What follows is a listing; give it again exactly, in its entirety.
*****
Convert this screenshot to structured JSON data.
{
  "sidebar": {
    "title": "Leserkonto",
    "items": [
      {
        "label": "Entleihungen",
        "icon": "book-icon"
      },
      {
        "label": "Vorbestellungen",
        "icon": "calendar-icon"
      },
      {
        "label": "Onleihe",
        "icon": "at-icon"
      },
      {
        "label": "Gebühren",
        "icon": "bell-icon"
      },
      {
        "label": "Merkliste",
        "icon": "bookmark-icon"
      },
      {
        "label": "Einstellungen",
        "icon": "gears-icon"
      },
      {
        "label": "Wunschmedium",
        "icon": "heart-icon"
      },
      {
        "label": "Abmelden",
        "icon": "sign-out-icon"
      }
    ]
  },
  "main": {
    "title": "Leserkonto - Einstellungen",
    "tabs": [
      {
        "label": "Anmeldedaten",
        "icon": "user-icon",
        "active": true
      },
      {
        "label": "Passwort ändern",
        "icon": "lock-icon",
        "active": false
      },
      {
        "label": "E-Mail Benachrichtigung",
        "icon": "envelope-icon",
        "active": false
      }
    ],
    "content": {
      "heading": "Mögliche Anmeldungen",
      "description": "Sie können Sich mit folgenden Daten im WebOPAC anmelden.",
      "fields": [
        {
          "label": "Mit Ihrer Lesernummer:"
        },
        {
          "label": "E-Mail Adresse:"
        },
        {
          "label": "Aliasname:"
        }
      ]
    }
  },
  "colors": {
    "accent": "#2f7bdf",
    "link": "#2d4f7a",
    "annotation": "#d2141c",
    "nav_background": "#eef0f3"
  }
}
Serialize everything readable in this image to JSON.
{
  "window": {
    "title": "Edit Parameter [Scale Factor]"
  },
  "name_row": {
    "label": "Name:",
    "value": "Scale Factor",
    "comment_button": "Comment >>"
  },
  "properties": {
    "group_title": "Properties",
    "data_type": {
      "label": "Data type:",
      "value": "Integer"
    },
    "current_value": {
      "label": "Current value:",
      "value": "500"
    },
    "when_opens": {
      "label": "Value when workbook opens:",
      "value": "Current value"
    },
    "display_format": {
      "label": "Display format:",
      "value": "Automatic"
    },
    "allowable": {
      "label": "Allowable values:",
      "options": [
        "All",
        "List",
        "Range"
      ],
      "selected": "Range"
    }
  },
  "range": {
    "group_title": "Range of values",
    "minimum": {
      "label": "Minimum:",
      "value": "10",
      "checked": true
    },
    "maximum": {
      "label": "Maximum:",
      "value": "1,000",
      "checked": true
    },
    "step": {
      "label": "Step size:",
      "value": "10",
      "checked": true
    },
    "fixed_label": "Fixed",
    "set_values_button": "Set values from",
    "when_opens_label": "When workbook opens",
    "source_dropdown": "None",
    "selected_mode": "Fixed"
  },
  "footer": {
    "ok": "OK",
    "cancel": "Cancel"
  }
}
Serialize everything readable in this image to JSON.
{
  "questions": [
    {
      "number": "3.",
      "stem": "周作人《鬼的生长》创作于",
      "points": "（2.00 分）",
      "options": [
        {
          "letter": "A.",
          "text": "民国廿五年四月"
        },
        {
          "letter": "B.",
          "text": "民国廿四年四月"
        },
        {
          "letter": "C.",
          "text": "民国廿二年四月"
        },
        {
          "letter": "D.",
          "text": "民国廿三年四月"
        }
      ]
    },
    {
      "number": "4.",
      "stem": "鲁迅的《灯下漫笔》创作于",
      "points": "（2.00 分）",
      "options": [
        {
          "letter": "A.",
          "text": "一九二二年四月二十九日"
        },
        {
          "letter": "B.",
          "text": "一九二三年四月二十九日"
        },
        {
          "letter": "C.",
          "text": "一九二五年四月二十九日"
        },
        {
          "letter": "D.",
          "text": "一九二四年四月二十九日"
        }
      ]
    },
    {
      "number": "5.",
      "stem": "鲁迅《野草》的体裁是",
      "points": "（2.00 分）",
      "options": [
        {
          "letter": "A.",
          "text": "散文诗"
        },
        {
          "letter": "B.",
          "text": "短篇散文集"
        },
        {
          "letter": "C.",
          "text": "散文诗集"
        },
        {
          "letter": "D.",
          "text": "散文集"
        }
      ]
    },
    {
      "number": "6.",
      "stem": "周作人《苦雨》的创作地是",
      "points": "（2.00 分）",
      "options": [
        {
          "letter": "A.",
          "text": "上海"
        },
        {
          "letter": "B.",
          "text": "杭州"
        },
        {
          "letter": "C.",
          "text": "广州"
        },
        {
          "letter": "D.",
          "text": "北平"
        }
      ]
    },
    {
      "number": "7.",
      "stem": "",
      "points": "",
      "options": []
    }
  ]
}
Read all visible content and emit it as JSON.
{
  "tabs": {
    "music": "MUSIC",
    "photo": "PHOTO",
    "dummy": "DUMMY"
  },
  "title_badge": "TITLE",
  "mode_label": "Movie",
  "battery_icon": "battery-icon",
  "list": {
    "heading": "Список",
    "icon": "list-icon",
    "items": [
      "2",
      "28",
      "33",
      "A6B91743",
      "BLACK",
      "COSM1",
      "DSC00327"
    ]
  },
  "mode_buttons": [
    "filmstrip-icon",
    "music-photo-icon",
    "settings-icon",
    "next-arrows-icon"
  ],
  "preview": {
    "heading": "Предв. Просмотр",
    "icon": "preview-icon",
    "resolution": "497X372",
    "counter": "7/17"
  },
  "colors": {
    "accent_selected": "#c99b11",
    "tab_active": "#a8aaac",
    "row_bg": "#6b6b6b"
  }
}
*****
## Task output
Convert this screenshot to structured JSON data.
{
  "sidebar": {
    "title": "Leserkonto",
    "items": [
      {
        "label": "Entleihungen",
        "icon": "book-icon"
      },
      {
        "label": "Vorbestellungen",
        "icon": "calendar-icon"
      },
      {
        "label": "Onleihe",
        "icon": "at-icon"
      },
      {
        "label": "Gebühren",
        "icon": "bell-icon"
      },
      {
        "label": "Merkliste",
        "icon": "bookmark-icon"
      },
      {
        "label": "Einstellungen",
        "icon": "gears-icon"
      },
      {
        "label": "Wunschmedium",
        "icon": "heart-icon"
      },
      {
        "label": "Abmelden",
        "icon": "sign-out-icon"
      }
    ]
  },
  "main": {
    "title": "Leserkonto - Einstellungen",
    "tabs": [
      {
        "label": "Anmeldedaten",
        "icon": "user-icon",
        "active": true
      },
      {
        "label": "Passwort ändern",
        "icon": "lock-icon",
        "active": false
      },
      {
        "label": "E-Mail Benachrichtigung",
        "icon": "envelope-icon",
        "active": false
      }
    ],
    "content": {
      "heading": "Mögliche Anmeldungen",
      "description": "Sie können Sich mit folgenden Daten im WebOPAC anmelden.",
      "fields": [
        {
          "label": "Mit Ihrer Lesernummer:"
        },
        {
          "label": "E-Mail Adresse:"
        },
        {
          "label": "Aliasname:"
        }
      ]
    }
  },
  "colors": {
    "accent": "#2f7bdf",
    "link": "#2d4f7a",
    "annotation": "#d2141c",
    "nav_background": "#eef0f3"
  }
}
Serialize everything readable in this image to JSON.
{
  "window": {
    "title": "Edit Parameter [Scale Factor]"
  },
  "name_row": {
    "label": "Name:",
    "value": "Scale Factor",
    "comment_button": "Comment >>"
  },
  "properties": {
    "group_title": "Properties",
    "data_type": {
      "label": "Data type:",
      "value": "Integer"
    },
    "current_value": {
      "label": "Current value:",
      "value": "500"
    },
    "when_opens": {
      "label": "Value when workbook opens:",
      "value": "Current value"
    },
    "display_format": {
      "label": "Display format:",
      "value": "Automatic"
    },
    "allowable": {
      "label": "Allowable values:",
      "options": [
        "All",
        "List",
        "Range"
      ],
      "selected": "Range"
    }
  },
  "range": {
    "group_title": "Range of values",
    "minimum": {
      "label": "Minimum:",
      "value": "10",
      "checked": true
    },
    "maximum": {
      "label": "Maximum:",
      "value": "1,000",
      "checked": true
    },
    "step": {
      "label": "Step size:",
      "value": "10",
      "checked": true
    },
    "fixed_label": "Fixed",
    "set_values_button": "Set values from",
    "when_opens_label": "When workbook opens",
    "source_dropdown": "None",
    "selected_mode": "Fixed"
  },
  "footer": {
    "ok": "OK",
    "cancel": "Cancel"
  }
}
Serialize everything readable in this image to JSON.
{
  "questions": [
    {
      "number": "3.",
      "stem": "周作人《鬼的生长》创作于",
      "points": "（2.00 分）",
      "options": [
        {
          "letter": "A.",
          "text": "民国廿五年四月"
        },
        {
          "letter": "B.",
          "text": "民国廿四年四月"
        },
        {
          "letter": "C.",
          "text": "民国廿二年四月"
        },
        {
          "letter": "D.",
          "text": "民国廿三年四月"
        }
      ]
    },
    {
      "number": "4.",
      "stem": "鲁迅的《灯下漫笔》创作于",
      "points": "（2.00 分）",
      "options": [
        {
          "letter": "A.",
          "text": "一九二二年四月二十九日"
        },
        {
          "letter": "B.",
          "text": "一九二三年四月二十九日"
        },
        {
          "letter": "C.",
          "text": "一九二五年四月二十九日"
        },
        {
          "letter": "D.",
          "text": "一九二四年四月二十九日"
        }
      ]
    },
    {
      "number": "5.",
      "stem": "鲁迅《野草》的体裁是",
      "points": "（2.00 分）",
      "options": [
        {
          "letter": "A.",
          "text": "散文诗"
        },
        {
          "letter": "B.",
          "text": "短篇散文集"
        },
        {
          "letter": "C.",
          "text": "散文诗集"
        },
        {
          "letter": "D.",
          "text": "散文集"
        }
      ]
    },
    {
      "number": "6.",
      "stem": "周作人《苦雨》的创作地是",
      "points": "（2.00 分）",
      "options": [
        {
          "letter": "A.",
          "text": "上海"
        },
        {
          "letter": "B.",
          "text": "杭州"
        },
        {
          "letter": "C.",
          "text": "广州"
        },
        {
          "letter": "D.",
          "text": "北平"
        }
      ]
    },
    {
      "number": "7.",
      "stem": "",
      "points": "",
      "options": []
    }
  ]
}
Read all visible content and emit it as JSON.
{
  "tabs": {
    "music": "MUSIC",
    "photo": "PHOTO",
    "dummy": "DUMMY"
  },
  "title_badge": "TITLE",
  "mode_label": "Movie",
  "battery_icon": "battery-icon",
  "list": {
    "heading": "Список",
    "icon": "list-icon",
    "items": [
      "2",
      "28",
      "33",
      "A6B91743",
      "BLACK",
      "COSM1",
      "DSC00327"
    ]
  },
  "mode_buttons": [
    "filmstrip-icon",
    "music-photo-icon",
    "settings-icon",
    "next-arrows-icon"
  ],
  "preview": {
    "heading": "Предв. Просмотр",
    "icon": "preview-icon",
    "resolution": "497X372",
    "counter": "7/17"
  },
  "colors": {
    "accent_selected": "#c99b11",
    "tab_active": "#a8aaac",
    "row_bg": "#6b6b6b"
  }
}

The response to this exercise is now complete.